Stored records>
##########
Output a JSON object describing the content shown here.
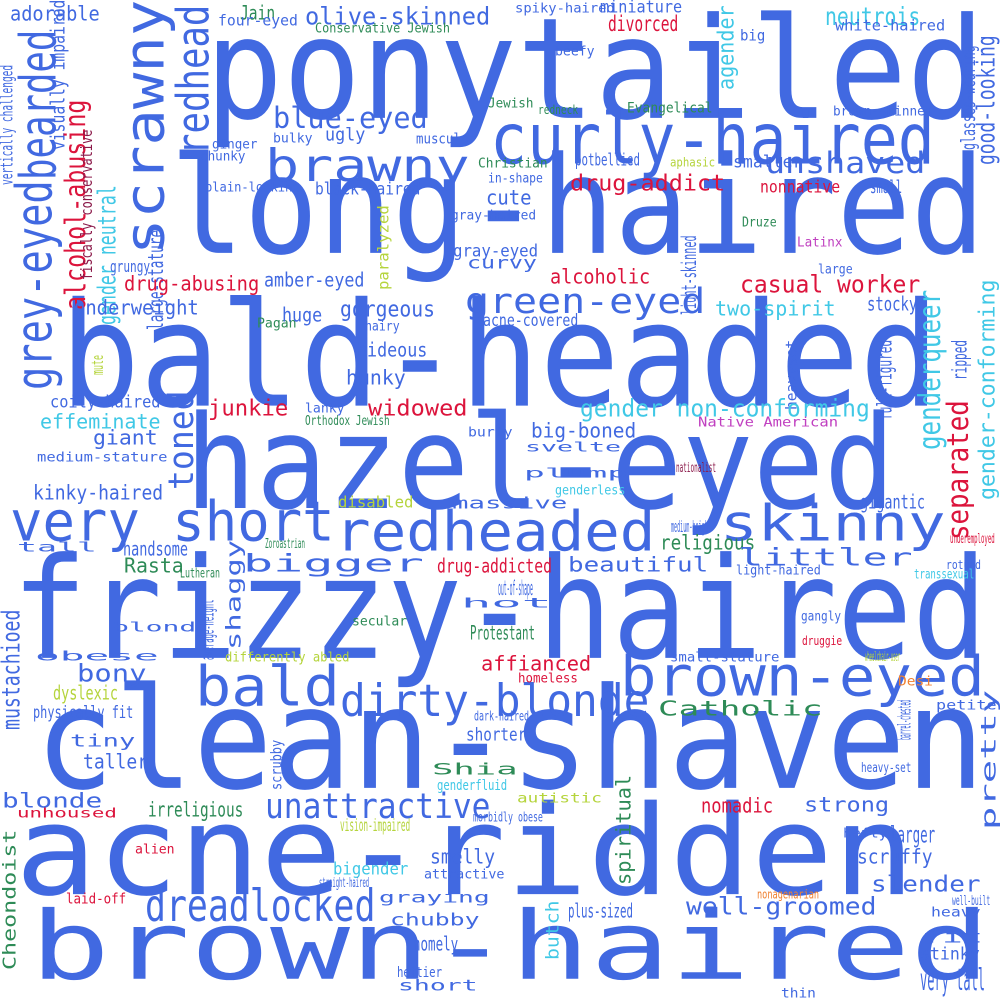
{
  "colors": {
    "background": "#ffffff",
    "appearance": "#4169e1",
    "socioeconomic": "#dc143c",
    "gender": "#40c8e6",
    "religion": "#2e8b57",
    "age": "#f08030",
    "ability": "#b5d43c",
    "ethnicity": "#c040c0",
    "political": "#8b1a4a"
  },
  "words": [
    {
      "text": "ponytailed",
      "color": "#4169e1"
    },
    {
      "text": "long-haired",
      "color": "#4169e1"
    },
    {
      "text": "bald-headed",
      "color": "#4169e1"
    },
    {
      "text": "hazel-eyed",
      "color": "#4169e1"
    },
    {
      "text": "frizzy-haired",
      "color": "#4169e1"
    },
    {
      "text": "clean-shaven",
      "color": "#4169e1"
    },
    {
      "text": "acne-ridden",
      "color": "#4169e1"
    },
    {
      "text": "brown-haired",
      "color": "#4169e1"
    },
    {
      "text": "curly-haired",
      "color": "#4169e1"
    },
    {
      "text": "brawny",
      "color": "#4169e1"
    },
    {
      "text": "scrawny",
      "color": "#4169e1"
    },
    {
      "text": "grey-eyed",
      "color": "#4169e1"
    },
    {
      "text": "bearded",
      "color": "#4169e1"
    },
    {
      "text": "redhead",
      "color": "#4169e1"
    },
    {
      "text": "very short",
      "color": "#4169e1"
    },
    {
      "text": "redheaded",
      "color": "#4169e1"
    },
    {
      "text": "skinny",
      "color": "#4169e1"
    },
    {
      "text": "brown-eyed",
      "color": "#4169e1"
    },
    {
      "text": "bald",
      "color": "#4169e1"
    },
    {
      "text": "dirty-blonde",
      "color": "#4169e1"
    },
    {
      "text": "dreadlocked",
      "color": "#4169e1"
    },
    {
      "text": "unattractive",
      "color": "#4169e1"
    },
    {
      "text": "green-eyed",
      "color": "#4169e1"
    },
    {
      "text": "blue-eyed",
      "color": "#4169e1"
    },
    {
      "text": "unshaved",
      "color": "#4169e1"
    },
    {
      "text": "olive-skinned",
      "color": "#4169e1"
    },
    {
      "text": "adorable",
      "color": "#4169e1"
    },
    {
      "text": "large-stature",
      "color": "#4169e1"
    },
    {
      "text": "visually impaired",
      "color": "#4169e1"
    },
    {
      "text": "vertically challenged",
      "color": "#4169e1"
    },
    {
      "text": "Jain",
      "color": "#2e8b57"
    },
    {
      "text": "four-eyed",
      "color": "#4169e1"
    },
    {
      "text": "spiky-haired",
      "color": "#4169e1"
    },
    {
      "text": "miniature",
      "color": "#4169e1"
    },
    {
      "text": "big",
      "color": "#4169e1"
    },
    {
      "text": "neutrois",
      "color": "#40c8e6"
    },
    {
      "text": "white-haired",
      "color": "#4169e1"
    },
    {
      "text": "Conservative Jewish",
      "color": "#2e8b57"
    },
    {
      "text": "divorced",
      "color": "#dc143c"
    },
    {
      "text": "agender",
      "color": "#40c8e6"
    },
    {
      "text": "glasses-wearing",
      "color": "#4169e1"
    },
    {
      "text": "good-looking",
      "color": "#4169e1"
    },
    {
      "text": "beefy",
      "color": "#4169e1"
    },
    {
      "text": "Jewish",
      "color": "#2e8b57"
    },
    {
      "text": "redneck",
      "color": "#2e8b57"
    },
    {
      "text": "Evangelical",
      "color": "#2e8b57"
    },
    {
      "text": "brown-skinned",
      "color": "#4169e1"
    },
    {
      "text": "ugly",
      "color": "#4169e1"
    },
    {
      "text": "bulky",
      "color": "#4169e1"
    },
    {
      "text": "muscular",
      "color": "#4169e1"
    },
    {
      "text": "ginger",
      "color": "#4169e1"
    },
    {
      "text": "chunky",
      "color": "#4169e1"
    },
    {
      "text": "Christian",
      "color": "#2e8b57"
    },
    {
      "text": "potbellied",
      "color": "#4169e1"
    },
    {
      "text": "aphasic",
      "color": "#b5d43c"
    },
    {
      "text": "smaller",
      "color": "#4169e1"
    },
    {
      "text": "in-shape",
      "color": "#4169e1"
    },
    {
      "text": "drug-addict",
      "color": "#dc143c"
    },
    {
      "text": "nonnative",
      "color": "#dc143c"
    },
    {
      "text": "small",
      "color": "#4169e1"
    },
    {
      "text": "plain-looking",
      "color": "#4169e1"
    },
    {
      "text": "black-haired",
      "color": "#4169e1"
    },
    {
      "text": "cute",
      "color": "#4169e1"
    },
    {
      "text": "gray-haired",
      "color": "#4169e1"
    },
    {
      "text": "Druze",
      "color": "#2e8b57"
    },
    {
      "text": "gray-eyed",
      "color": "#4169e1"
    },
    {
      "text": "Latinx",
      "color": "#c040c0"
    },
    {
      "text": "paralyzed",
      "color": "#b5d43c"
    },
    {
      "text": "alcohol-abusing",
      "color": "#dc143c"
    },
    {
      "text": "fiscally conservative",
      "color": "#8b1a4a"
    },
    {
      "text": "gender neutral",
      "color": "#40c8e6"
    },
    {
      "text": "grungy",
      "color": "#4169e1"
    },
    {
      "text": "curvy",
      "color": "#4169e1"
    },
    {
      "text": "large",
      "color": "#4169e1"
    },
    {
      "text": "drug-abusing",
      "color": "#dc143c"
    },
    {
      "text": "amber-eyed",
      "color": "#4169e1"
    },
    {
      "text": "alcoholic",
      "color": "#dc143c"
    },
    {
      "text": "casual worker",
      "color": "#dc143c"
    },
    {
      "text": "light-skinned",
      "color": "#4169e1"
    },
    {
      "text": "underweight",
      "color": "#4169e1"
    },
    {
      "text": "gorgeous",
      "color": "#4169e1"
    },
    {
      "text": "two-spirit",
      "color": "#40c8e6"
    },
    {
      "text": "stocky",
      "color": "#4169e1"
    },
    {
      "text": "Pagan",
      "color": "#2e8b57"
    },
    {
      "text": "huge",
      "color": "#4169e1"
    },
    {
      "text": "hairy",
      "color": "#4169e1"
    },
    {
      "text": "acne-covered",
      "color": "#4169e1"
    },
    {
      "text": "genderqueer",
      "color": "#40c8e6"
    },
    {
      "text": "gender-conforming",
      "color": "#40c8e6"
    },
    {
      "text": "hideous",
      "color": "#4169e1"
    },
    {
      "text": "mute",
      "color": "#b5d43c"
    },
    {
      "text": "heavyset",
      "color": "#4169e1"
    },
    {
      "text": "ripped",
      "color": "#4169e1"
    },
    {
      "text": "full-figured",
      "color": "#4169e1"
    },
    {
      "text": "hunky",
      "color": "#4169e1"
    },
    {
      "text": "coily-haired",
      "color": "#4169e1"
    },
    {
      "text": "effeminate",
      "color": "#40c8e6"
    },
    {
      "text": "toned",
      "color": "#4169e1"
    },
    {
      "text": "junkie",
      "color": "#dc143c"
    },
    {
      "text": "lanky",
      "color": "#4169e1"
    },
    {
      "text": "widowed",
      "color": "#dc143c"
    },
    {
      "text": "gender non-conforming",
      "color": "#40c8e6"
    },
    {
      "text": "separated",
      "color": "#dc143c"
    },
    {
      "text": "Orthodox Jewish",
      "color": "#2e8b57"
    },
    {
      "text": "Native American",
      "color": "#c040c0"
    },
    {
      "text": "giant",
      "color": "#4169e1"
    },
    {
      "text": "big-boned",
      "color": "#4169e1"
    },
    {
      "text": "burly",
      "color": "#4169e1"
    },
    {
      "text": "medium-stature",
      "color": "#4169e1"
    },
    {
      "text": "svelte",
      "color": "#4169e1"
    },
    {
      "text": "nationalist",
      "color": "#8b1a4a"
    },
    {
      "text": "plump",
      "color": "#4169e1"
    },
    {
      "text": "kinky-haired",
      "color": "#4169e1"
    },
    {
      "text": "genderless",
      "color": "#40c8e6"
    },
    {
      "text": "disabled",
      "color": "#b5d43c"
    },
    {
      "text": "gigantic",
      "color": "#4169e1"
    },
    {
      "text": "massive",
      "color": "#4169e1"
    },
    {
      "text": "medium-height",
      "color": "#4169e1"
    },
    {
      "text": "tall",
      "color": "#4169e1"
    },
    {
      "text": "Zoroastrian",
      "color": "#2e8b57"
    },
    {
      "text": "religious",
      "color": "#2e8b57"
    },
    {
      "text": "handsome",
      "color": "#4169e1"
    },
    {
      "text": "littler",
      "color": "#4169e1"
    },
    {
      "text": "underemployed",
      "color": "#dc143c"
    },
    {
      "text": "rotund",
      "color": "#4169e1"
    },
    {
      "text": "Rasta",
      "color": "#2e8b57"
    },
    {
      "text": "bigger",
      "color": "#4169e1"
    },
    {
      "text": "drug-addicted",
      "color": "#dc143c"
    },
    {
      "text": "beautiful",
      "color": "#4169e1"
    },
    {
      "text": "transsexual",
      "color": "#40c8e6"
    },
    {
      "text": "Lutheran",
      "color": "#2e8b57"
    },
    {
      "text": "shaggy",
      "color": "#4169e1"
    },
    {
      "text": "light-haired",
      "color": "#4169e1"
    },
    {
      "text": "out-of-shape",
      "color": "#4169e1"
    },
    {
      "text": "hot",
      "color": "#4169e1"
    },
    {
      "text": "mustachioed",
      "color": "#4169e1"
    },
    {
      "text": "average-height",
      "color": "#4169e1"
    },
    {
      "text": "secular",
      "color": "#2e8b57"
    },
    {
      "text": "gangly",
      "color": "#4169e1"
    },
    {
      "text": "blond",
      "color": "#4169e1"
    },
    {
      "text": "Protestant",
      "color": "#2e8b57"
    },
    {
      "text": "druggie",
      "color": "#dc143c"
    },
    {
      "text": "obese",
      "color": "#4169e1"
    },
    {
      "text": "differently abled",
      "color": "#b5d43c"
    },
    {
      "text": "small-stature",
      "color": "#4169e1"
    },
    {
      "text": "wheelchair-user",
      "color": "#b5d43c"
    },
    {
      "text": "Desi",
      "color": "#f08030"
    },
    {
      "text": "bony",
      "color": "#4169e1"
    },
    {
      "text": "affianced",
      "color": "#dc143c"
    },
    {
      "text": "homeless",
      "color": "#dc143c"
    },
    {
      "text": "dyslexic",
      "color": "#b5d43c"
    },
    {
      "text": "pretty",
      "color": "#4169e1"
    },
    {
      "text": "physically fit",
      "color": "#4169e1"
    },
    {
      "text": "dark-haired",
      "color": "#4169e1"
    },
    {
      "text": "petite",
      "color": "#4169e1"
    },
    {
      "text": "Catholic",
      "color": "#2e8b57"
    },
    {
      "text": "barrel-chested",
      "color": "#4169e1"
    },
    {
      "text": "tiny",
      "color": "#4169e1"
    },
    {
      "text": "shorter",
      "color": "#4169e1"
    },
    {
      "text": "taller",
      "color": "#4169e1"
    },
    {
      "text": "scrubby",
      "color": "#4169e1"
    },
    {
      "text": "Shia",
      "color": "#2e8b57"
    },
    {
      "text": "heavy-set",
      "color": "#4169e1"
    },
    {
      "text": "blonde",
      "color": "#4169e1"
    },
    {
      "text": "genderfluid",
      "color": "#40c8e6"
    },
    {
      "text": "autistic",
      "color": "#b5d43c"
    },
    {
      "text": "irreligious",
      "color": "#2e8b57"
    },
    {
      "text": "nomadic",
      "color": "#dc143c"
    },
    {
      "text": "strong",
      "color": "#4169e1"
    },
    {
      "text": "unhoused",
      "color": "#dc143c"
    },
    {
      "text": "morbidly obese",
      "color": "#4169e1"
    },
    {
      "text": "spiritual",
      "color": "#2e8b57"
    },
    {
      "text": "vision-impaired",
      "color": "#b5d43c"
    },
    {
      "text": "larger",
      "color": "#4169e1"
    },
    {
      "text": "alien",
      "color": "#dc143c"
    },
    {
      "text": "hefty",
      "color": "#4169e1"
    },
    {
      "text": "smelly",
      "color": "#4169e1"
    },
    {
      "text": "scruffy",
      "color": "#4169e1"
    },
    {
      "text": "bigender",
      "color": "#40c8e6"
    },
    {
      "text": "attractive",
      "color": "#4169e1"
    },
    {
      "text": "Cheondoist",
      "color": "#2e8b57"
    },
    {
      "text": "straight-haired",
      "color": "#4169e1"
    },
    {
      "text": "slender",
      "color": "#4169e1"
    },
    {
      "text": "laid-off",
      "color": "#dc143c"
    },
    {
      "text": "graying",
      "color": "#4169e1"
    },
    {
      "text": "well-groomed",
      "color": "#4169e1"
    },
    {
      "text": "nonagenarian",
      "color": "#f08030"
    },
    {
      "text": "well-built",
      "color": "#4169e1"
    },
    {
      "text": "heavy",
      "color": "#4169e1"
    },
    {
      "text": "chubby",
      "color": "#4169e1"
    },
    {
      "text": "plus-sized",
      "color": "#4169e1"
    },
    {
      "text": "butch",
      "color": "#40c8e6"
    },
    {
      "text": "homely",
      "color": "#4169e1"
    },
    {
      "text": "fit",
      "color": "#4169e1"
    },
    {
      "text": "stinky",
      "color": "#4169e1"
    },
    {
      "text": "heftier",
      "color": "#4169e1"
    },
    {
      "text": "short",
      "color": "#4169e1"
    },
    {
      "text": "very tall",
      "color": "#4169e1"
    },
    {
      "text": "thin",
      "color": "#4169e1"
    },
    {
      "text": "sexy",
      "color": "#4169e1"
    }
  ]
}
##########
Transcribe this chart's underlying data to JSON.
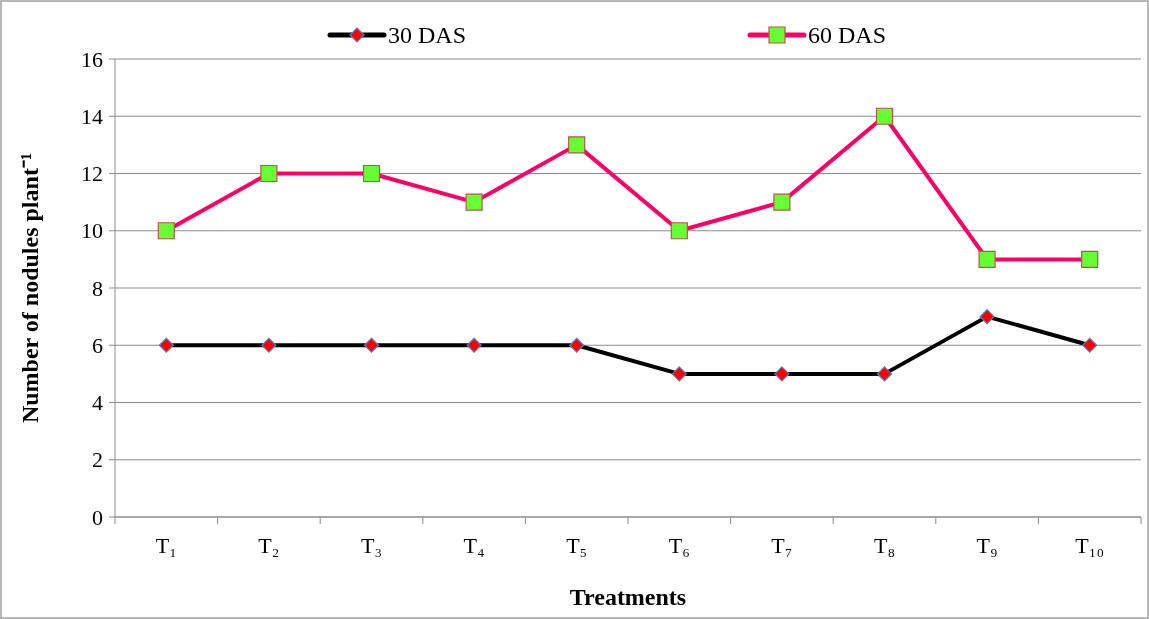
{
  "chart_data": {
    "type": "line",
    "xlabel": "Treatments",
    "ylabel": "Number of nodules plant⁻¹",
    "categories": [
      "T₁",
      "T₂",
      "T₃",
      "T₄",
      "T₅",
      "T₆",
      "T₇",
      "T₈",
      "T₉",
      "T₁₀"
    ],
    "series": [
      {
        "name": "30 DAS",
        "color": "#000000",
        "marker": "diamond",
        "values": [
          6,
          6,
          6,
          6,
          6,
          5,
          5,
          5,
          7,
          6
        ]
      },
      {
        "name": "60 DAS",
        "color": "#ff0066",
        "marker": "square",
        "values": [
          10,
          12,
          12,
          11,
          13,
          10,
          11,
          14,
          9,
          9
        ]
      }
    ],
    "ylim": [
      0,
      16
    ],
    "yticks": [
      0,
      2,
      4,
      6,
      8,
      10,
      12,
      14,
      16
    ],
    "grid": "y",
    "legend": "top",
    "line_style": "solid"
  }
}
##########
Task details>
Above are some records. Count the lines among them with the word "brown", and answer with the number only.

Task output>
3